## Description of the task
Give the entries back exactly, dropping each image.

(Dataset listings of figures)
— begin —

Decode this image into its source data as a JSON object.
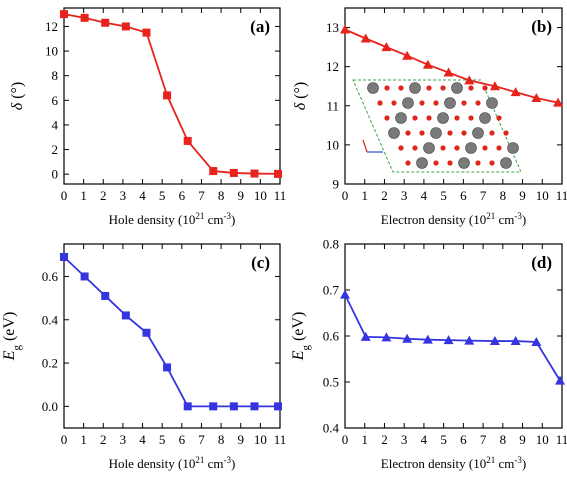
{
  "chart_data": [
    {
      "id": "a",
      "type": "line",
      "panel_label": "(a)",
      "xlabel": "Hole density (10^21 cm^-3)",
      "ylabel": "δ (°)",
      "xlim": [
        0,
        11
      ],
      "ylim": [
        -0.8,
        13.5
      ],
      "xticks": [
        0,
        1,
        2,
        3,
        4,
        5,
        6,
        7,
        8,
        9,
        10,
        11
      ],
      "yticks": [
        0,
        2,
        4,
        6,
        8,
        10,
        12
      ],
      "color": "#e8231d",
      "marker": "square",
      "grid": false,
      "series": [
        {
          "x": [
            0,
            1.05,
            2.1,
            3.15,
            4.2,
            5.25,
            6.3,
            7.6,
            8.65,
            9.7,
            10.9
          ],
          "y": [
            13.0,
            12.7,
            12.3,
            12.0,
            11.5,
            6.4,
            2.7,
            0.25,
            0.1,
            0.05,
            0.02
          ]
        }
      ]
    },
    {
      "id": "b",
      "type": "line",
      "panel_label": "(b)",
      "xlabel": "Electron density (10^21 cm^-3)",
      "ylabel": "δ (°)",
      "xlim": [
        0,
        11
      ],
      "ylim": [
        9,
        13.5
      ],
      "xticks": [
        0,
        1,
        2,
        3,
        4,
        5,
        6,
        7,
        8,
        9,
        10,
        11
      ],
      "yticks": [
        9,
        10,
        11,
        12,
        13
      ],
      "color": "#e8231d",
      "marker": "triangle",
      "grid": false,
      "series": [
        {
          "x": [
            0,
            1.05,
            2.1,
            3.15,
            4.2,
            5.25,
            6.3,
            7.6,
            8.65,
            9.7,
            10.8
          ],
          "y": [
            12.95,
            12.72,
            12.5,
            12.28,
            12.05,
            11.85,
            11.65,
            11.5,
            11.35,
            11.2,
            11.08
          ]
        }
      ],
      "inset": "crystal-structure"
    },
    {
      "id": "c",
      "type": "line",
      "panel_label": "(c)",
      "xlabel": "Hole density (10^21 cm^-3)",
      "ylabel": "E_g (eV)",
      "xlim": [
        0,
        11
      ],
      "ylim": [
        -0.1,
        0.75
      ],
      "xticks": [
        0,
        1,
        2,
        3,
        4,
        5,
        6,
        7,
        8,
        9,
        10,
        11
      ],
      "yticks": [
        0.0,
        0.2,
        0.4,
        0.6
      ],
      "ytick_labels": [
        "0.0",
        "0.2",
        "0.4",
        "0.6"
      ],
      "color": "#3535e0",
      "marker": "square",
      "grid": false,
      "series": [
        {
          "x": [
            0,
            1.05,
            2.1,
            3.15,
            4.2,
            5.25,
            6.3,
            7.6,
            8.65,
            9.7,
            10.9
          ],
          "y": [
            0.69,
            0.6,
            0.51,
            0.42,
            0.34,
            0.18,
            0.0,
            0.0,
            0.0,
            0.0,
            0.0
          ]
        }
      ]
    },
    {
      "id": "d",
      "type": "line",
      "panel_label": "(d)",
      "xlabel": "Electron density (10^21 cm^-3)",
      "ylabel": "E_g (eV)",
      "xlim": [
        0,
        11
      ],
      "ylim": [
        0.4,
        0.8
      ],
      "xticks": [
        0,
        1,
        2,
        3,
        4,
        5,
        6,
        7,
        8,
        9,
        10,
        11
      ],
      "yticks": [
        0.4,
        0.5,
        0.6,
        0.7,
        0.8
      ],
      "ytick_labels": [
        "0.4",
        "0.5",
        "0.6",
        "0.7",
        "0.8"
      ],
      "color": "#3535e0",
      "marker": "triangle",
      "grid": false,
      "series": [
        {
          "x": [
            0,
            1.05,
            2.1,
            3.15,
            4.2,
            5.25,
            6.3,
            7.6,
            8.65,
            9.7,
            10.9
          ],
          "y": [
            0.69,
            0.598,
            0.597,
            0.594,
            0.592,
            0.591,
            0.59,
            0.589,
            0.589,
            0.587,
            0.503
          ]
        }
      ]
    }
  ]
}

— end —

## Correct output
Decode this image into its source data as a JSON object.
{
  "chart_data": [
    {
      "id": "a",
      "type": "line",
      "panel_label": "(a)",
      "xlabel": "Hole density (10^21 cm^-3)",
      "ylabel": "δ (°)",
      "xlim": [
        0,
        11
      ],
      "ylim": [
        -0.8,
        13.5
      ],
      "xticks": [
        0,
        1,
        2,
        3,
        4,
        5,
        6,
        7,
        8,
        9,
        10,
        11
      ],
      "yticks": [
        0,
        2,
        4,
        6,
        8,
        10,
        12
      ],
      "color": "#e8231d",
      "marker": "square",
      "grid": false,
      "series": [
        {
          "x": [
            0,
            1.05,
            2.1,
            3.15,
            4.2,
            5.25,
            6.3,
            7.6,
            8.65,
            9.7,
            10.9
          ],
          "y": [
            13.0,
            12.7,
            12.3,
            12.0,
            11.5,
            6.4,
            2.7,
            0.25,
            0.1,
            0.05,
            0.02
          ]
        }
      ]
    },
    {
      "id": "b",
      "type": "line",
      "panel_label": "(b)",
      "xlabel": "Electron density (10^21 cm^-3)",
      "ylabel": "δ (°)",
      "xlim": [
        0,
        11
      ],
      "ylim": [
        9,
        13.5
      ],
      "xticks": [
        0,
        1,
        2,
        3,
        4,
        5,
        6,
        7,
        8,
        9,
        10,
        11
      ],
      "yticks": [
        9,
        10,
        11,
        12,
        13
      ],
      "color": "#e8231d",
      "marker": "triangle",
      "grid": false,
      "series": [
        {
          "x": [
            0,
            1.05,
            2.1,
            3.15,
            4.2,
            5.25,
            6.3,
            7.6,
            8.65,
            9.7,
            10.8
          ],
          "y": [
            12.95,
            12.72,
            12.5,
            12.28,
            12.05,
            11.85,
            11.65,
            11.5,
            11.35,
            11.2,
            11.08
          ]
        }
      ],
      "inset": "crystal-structure"
    },
    {
      "id": "c",
      "type": "line",
      "panel_label": "(c)",
      "xlabel": "Hole density (10^21 cm^-3)",
      "ylabel": "E_g (eV)",
      "xlim": [
        0,
        11
      ],
      "ylim": [
        -0.1,
        0.75
      ],
      "xticks": [
        0,
        1,
        2,
        3,
        4,
        5,
        6,
        7,
        8,
        9,
        10,
        11
      ],
      "yticks": [
        0.0,
        0.2,
        0.4,
        0.6
      ],
      "ytick_labels": [
        "0.0",
        "0.2",
        "0.4",
        "0.6"
      ],
      "color": "#3535e0",
      "marker": "square",
      "grid": false,
      "series": [
        {
          "x": [
            0,
            1.05,
            2.1,
            3.15,
            4.2,
            5.25,
            6.3,
            7.6,
            8.65,
            9.7,
            10.9
          ],
          "y": [
            0.69,
            0.6,
            0.51,
            0.42,
            0.34,
            0.18,
            0.0,
            0.0,
            0.0,
            0.0,
            0.0
          ]
        }
      ]
    },
    {
      "id": "d",
      "type": "line",
      "panel_label": "(d)",
      "xlabel": "Electron density (10^21 cm^-3)",
      "ylabel": "E_g (eV)",
      "xlim": [
        0,
        11
      ],
      "ylim": [
        0.4,
        0.8
      ],
      "xticks": [
        0,
        1,
        2,
        3,
        4,
        5,
        6,
        7,
        8,
        9,
        10,
        11
      ],
      "yticks": [
        0.4,
        0.5,
        0.6,
        0.7,
        0.8
      ],
      "ytick_labels": [
        "0.4",
        "0.5",
        "0.6",
        "0.7",
        "0.8"
      ],
      "color": "#3535e0",
      "marker": "triangle",
      "grid": false,
      "series": [
        {
          "x": [
            0,
            1.05,
            2.1,
            3.15,
            4.2,
            5.25,
            6.3,
            7.6,
            8.65,
            9.7,
            10.9
          ],
          "y": [
            0.69,
            0.598,
            0.597,
            0.594,
            0.592,
            0.591,
            0.59,
            0.589,
            0.589,
            0.587,
            0.503
          ]
        }
      ]
    }
  ]
}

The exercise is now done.